→ Your objective
Gather each line containing the string "identificacion" from these entries.

→ Provided records
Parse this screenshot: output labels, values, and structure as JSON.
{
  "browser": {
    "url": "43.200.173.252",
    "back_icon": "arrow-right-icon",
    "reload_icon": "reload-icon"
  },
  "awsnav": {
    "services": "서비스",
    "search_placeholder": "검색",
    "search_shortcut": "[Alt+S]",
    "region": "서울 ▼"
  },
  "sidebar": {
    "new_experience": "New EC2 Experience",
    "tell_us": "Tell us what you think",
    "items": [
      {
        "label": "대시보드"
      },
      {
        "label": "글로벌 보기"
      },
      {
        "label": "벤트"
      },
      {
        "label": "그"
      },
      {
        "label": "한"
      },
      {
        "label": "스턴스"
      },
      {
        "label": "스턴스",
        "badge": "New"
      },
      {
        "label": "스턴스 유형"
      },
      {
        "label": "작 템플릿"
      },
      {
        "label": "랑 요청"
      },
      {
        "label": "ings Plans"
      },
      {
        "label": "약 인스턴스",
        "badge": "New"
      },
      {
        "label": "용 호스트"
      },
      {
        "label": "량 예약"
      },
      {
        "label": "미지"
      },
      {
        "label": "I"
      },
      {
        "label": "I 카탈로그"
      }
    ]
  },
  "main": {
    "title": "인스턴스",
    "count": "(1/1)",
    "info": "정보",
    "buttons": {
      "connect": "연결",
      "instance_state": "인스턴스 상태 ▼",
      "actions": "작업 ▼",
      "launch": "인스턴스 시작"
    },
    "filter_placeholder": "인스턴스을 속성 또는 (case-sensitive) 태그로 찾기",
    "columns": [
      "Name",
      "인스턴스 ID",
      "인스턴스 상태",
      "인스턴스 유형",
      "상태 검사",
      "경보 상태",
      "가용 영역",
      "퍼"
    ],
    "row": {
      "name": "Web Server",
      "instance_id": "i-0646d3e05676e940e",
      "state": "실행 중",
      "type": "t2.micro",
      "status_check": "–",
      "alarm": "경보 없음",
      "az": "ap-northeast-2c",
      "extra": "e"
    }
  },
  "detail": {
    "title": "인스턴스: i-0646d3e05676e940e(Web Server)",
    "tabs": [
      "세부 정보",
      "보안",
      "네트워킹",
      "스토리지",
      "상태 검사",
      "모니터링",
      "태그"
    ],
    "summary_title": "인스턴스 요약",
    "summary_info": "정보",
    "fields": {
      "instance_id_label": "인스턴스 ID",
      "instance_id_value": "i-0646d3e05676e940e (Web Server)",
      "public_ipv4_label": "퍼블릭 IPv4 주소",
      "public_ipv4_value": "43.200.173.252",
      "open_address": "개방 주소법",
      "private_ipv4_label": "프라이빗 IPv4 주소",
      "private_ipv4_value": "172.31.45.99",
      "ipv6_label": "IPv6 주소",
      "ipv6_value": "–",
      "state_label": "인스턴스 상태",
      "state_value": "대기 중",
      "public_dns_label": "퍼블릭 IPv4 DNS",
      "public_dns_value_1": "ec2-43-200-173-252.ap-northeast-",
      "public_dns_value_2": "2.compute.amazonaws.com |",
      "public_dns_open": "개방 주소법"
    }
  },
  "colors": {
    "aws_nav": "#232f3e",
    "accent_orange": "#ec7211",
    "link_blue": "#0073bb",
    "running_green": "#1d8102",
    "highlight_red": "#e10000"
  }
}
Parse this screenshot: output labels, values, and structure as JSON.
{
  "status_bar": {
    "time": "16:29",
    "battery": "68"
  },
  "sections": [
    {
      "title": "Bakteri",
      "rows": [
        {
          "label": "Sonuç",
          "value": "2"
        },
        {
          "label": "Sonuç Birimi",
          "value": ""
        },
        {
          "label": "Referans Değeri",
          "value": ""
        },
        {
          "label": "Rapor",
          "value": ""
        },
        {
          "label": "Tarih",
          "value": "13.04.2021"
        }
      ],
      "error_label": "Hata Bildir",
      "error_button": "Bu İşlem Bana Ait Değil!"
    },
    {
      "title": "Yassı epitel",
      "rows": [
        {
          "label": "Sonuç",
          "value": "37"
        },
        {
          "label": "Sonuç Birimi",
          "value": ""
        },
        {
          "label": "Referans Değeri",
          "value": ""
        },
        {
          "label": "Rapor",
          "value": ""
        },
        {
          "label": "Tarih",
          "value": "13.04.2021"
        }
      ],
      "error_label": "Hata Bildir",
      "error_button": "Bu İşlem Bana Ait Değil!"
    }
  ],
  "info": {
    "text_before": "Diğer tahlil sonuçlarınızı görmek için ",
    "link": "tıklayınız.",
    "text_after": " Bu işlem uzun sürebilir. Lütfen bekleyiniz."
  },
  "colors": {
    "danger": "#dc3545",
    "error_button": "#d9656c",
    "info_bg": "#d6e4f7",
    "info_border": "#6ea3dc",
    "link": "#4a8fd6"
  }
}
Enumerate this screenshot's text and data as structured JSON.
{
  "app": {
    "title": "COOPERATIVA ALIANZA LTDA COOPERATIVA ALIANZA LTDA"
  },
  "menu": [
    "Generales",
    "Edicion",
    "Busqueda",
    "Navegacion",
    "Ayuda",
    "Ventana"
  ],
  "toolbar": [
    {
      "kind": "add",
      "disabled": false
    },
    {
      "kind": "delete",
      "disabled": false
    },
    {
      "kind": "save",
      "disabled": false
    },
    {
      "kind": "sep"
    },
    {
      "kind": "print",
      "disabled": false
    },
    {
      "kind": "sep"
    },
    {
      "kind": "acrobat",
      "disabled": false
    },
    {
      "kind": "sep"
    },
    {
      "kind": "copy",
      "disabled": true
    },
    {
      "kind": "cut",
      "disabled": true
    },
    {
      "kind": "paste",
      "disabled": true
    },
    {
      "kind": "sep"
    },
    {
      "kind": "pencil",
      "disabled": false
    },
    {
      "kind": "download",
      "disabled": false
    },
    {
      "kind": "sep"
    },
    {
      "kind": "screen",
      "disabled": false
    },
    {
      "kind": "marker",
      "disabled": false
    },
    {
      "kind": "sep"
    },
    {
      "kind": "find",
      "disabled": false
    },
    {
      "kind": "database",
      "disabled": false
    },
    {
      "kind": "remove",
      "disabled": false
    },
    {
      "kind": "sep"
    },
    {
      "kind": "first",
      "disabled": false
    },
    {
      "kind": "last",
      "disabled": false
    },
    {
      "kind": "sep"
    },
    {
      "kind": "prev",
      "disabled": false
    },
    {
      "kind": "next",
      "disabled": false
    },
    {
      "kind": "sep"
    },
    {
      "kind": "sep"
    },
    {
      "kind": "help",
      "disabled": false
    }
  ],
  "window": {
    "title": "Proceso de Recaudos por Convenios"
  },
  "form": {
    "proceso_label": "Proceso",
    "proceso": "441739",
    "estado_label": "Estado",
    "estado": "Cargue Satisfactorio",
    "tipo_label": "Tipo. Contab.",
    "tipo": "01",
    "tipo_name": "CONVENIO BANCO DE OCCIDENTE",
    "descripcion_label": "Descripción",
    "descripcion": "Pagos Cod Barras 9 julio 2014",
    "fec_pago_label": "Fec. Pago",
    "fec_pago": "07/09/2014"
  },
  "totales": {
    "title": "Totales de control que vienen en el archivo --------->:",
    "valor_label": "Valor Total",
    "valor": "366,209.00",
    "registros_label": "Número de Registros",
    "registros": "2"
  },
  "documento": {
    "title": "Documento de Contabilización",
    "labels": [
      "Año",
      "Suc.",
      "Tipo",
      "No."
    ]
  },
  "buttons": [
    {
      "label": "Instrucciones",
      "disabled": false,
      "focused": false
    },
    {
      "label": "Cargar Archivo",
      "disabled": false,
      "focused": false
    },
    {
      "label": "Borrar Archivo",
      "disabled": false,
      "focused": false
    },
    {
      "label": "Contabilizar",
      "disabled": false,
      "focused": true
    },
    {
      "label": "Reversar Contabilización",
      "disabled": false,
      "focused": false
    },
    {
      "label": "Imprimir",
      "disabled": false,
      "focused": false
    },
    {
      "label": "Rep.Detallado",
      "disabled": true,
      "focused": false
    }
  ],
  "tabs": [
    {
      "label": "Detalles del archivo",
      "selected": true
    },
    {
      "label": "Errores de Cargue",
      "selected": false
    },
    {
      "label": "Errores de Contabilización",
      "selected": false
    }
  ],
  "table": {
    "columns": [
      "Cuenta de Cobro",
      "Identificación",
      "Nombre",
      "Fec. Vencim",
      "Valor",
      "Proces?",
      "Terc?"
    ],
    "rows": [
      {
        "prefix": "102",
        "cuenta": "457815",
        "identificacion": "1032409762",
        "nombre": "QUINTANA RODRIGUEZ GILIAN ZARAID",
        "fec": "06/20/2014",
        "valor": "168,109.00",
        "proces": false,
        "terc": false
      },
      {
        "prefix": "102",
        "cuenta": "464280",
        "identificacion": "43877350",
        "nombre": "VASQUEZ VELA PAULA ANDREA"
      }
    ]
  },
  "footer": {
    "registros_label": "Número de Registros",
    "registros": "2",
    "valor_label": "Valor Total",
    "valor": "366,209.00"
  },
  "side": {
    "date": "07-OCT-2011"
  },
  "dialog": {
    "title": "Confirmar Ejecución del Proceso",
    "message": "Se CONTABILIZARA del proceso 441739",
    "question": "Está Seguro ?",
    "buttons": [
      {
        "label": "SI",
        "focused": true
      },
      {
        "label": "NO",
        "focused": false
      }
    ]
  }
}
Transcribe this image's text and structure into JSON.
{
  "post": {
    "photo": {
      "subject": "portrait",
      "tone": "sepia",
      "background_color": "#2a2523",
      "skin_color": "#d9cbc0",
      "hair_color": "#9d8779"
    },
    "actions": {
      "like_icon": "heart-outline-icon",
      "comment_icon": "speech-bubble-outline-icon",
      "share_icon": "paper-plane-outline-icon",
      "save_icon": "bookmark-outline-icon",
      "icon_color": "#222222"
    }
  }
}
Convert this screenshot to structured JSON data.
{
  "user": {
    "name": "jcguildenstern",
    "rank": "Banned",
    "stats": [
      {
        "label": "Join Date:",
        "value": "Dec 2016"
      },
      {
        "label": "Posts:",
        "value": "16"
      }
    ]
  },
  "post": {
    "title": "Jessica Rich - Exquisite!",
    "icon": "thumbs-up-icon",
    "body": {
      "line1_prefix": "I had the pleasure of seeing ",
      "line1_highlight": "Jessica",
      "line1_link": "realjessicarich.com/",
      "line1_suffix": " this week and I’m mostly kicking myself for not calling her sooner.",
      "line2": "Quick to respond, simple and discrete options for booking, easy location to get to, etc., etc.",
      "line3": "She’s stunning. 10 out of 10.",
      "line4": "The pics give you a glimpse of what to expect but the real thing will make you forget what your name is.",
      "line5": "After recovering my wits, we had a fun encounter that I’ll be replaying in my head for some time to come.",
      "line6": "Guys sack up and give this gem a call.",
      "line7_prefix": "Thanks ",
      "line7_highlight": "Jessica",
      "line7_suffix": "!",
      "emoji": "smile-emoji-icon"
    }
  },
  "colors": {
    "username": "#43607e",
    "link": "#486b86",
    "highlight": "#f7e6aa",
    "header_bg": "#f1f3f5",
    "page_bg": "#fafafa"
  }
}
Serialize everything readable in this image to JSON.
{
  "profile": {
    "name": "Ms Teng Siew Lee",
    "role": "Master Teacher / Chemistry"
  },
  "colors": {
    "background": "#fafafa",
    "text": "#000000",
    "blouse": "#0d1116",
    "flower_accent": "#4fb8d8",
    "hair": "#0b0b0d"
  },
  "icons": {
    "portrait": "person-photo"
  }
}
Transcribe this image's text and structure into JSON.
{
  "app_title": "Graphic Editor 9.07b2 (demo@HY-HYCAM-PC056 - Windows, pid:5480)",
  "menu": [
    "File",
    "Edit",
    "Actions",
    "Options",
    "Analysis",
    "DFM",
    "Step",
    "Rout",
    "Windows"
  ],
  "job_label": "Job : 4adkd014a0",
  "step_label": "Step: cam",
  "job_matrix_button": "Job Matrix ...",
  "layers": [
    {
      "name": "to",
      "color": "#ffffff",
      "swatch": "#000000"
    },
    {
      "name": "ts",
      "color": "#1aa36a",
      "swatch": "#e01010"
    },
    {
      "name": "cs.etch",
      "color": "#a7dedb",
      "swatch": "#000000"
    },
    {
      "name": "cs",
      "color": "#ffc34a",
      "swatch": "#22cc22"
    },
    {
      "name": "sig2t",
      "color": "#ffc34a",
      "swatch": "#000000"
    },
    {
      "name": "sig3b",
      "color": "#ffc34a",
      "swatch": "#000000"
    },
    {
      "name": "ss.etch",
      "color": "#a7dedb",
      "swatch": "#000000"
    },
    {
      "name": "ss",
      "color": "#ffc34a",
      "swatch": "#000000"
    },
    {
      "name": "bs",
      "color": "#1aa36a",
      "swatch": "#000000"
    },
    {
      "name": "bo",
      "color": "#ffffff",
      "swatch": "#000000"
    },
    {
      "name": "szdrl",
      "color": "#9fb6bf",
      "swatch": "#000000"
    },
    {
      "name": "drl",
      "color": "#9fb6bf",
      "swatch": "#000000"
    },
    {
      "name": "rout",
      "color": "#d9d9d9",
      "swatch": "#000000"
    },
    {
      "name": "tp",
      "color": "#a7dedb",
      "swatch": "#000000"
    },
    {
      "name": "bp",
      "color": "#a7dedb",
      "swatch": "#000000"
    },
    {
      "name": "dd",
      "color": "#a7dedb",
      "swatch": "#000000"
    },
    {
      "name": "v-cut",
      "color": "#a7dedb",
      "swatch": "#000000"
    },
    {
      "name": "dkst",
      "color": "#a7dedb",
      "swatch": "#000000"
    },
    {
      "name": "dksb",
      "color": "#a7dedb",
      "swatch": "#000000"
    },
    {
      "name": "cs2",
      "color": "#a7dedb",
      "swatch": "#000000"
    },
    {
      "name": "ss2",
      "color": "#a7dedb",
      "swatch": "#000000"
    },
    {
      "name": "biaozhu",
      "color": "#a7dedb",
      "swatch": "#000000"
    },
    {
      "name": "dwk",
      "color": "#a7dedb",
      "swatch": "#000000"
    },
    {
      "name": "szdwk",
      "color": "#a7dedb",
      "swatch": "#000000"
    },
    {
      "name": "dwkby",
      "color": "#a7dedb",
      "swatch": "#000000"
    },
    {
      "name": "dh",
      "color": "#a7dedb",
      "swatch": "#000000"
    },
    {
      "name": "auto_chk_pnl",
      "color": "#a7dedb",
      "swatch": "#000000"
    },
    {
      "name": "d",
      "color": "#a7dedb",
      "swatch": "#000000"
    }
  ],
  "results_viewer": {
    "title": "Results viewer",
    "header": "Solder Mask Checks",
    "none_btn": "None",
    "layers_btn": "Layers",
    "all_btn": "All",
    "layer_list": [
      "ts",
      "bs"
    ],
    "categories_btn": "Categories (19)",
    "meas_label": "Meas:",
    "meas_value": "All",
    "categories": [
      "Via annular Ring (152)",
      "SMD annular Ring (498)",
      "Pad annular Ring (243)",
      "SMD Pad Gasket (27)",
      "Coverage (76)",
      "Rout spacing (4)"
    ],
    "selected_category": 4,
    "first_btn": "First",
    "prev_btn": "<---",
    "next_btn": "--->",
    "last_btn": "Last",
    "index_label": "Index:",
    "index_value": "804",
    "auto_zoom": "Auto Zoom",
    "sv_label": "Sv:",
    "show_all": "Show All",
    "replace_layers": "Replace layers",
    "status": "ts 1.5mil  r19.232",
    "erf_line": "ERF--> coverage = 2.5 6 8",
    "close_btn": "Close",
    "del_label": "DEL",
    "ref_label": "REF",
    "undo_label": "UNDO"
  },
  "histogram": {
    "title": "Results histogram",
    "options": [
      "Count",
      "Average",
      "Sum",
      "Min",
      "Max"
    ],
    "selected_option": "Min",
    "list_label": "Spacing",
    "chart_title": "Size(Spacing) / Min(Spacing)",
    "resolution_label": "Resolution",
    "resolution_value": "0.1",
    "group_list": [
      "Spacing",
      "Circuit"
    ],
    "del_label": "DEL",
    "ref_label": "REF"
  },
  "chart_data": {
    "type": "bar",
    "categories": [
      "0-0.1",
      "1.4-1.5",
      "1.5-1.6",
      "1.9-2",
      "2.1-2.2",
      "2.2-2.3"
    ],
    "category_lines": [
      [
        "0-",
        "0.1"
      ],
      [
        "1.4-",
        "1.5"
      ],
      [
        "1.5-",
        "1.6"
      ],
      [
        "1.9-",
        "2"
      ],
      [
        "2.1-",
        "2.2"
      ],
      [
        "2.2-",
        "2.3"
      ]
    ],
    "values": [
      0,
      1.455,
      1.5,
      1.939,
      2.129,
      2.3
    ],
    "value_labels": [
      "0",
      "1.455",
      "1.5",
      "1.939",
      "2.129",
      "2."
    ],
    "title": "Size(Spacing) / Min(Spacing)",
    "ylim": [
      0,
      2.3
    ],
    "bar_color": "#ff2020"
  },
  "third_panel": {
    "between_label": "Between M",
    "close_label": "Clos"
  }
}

→ Full answer
        "identificacion": "1032409762",
        "identificacion": "43877350",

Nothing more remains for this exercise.